#### [What you need to do]
Reproduce the records below in their entirety, character for character.

Items from a figure collection:
☆ ☆ ☆

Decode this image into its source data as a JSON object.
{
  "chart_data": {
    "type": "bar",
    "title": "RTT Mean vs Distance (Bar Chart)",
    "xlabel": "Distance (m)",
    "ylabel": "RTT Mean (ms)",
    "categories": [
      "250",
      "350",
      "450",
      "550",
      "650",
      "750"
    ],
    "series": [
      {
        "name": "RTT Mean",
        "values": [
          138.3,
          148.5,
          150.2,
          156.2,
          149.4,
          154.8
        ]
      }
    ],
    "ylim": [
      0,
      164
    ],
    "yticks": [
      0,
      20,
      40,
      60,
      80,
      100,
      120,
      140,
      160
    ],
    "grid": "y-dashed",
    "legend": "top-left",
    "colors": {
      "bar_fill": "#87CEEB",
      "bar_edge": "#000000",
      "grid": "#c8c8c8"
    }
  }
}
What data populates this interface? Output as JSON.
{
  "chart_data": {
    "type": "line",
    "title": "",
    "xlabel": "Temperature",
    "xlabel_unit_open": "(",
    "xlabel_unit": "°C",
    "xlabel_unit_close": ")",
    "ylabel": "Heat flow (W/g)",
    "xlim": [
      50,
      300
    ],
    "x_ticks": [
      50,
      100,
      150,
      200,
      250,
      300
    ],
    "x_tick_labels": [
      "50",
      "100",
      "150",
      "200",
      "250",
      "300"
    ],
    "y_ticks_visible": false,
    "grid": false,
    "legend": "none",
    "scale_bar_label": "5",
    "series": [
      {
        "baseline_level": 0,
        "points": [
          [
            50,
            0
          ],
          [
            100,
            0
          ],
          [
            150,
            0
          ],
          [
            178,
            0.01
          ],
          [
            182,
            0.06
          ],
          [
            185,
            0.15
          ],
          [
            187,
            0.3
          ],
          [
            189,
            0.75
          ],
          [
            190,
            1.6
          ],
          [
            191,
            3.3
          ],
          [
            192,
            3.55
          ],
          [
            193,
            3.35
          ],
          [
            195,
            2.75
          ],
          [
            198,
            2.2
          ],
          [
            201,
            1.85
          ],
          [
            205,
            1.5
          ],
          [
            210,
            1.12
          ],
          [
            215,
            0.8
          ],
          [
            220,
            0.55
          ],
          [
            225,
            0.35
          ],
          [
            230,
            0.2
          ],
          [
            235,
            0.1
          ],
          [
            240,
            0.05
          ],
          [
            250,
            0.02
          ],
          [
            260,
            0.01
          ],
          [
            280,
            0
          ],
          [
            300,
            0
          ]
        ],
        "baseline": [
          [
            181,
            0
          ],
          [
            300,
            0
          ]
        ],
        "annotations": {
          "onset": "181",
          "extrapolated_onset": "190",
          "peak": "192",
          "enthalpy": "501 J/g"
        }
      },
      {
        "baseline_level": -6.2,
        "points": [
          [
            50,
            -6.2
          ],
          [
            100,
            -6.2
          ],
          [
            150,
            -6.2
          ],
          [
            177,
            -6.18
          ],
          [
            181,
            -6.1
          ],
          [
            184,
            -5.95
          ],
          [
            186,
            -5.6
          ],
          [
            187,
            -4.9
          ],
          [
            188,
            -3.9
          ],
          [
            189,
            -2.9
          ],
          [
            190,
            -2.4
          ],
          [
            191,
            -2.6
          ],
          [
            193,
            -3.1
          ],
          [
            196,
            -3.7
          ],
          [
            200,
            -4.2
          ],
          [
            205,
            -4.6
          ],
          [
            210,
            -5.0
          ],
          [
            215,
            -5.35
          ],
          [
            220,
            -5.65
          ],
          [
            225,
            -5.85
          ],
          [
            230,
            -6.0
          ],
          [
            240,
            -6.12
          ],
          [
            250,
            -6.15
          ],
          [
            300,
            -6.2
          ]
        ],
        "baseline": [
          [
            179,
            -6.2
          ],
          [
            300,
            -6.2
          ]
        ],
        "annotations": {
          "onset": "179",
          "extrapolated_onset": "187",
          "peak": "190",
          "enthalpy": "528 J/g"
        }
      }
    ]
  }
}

☆ ☆ ☆

#### [Expected output]
Decode this image into its source data as a JSON object.
{
  "chart_data": {
    "type": "bar",
    "title": "RTT Mean vs Distance (Bar Chart)",
    "xlabel": "Distance (m)",
    "ylabel": "RTT Mean (ms)",
    "categories": [
      "250",
      "350",
      "450",
      "550",
      "650",
      "750"
    ],
    "series": [
      {
        "name": "RTT Mean",
        "values": [
          138.3,
          148.5,
          150.2,
          156.2,
          149.4,
          154.8
        ]
      }
    ],
    "ylim": [
      0,
      164
    ],
    "yticks": [
      0,
      20,
      40,
      60,
      80,
      100,
      120,
      140,
      160
    ],
    "grid": "y-dashed",
    "legend": "top-left",
    "colors": {
      "bar_fill": "#87CEEB",
      "bar_edge": "#000000",
      "grid": "#c8c8c8"
    }
  }
}
What data populates this interface? Output as JSON.
{
  "chart_data": {
    "type": "line",
    "title": "",
    "xlabel": "Temperature",
    "xlabel_unit_open": "(",
    "xlabel_unit": "°C",
    "xlabel_unit_close": ")",
    "ylabel": "Heat flow (W/g)",
    "xlim": [
      50,
      300
    ],
    "x_ticks": [
      50,
      100,
      150,
      200,
      250,
      300
    ],
    "x_tick_labels": [
      "50",
      "100",
      "150",
      "200",
      "250",
      "300"
    ],
    "y_ticks_visible": false,
    "grid": false,
    "legend": "none",
    "scale_bar_label": "5",
    "series": [
      {
        "baseline_level": 0,
        "points": [
          [
            50,
            0
          ],
          [
            100,
            0
          ],
          [
            150,
            0
          ],
          [
            178,
            0.01
          ],
          [
            182,
            0.06
          ],
          [
            185,
            0.15
          ],
          [
            187,
            0.3
          ],
          [
            189,
            0.75
          ],
          [
            190,
            1.6
          ],
          [
            191,
            3.3
          ],
          [
            192,
            3.55
          ],
          [
            193,
            3.35
          ],
          [
            195,
            2.75
          ],
          [
            198,
            2.2
          ],
          [
            201,
            1.85
          ],
          [
            205,
            1.5
          ],
          [
            210,
            1.12
          ],
          [
            215,
            0.8
          ],
          [
            220,
            0.55
          ],
          [
            225,
            0.35
          ],
          [
            230,
            0.2
          ],
          [
            235,
            0.1
          ],
          [
            240,
            0.05
          ],
          [
            250,
            0.02
          ],
          [
            260,
            0.01
          ],
          [
            280,
            0
          ],
          [
            300,
            0
          ]
        ],
        "baseline": [
          [
            181,
            0
          ],
          [
            300,
            0
          ]
        ],
        "annotations": {
          "onset": "181",
          "extrapolated_onset": "190",
          "peak": "192",
          "enthalpy": "501 J/g"
        }
      },
      {
        "baseline_level": -6.2,
        "points": [
          [
            50,
            -6.2
          ],
          [
            100,
            -6.2
          ],
          [
            150,
            -6.2
          ],
          [
            177,
            -6.18
          ],
          [
            181,
            -6.1
          ],
          [
            184,
            -5.95
          ],
          [
            186,
            -5.6
          ],
          [
            187,
            -4.9
          ],
          [
            188,
            -3.9
          ],
          [
            189,
            -2.9
          ],
          [
            190,
            -2.4
          ],
          [
            191,
            -2.6
          ],
          [
            193,
            -3.1
          ],
          [
            196,
            -3.7
          ],
          [
            200,
            -4.2
          ],
          [
            205,
            -4.6
          ],
          [
            210,
            -5.0
          ],
          [
            215,
            -5.35
          ],
          [
            220,
            -5.65
          ],
          [
            225,
            -5.85
          ],
          [
            230,
            -6.0
          ],
          [
            240,
            -6.12
          ],
          [
            250,
            -6.15
          ],
          [
            300,
            -6.2
          ]
        ],
        "baseline": [
          [
            179,
            -6.2
          ],
          [
            300,
            -6.2
          ]
        ],
        "annotations": {
          "onset": "179",
          "extrapolated_onset": "187",
          "peak": "190",
          "enthalpy": "528 J/g"
        }
      }
    ]
  }
}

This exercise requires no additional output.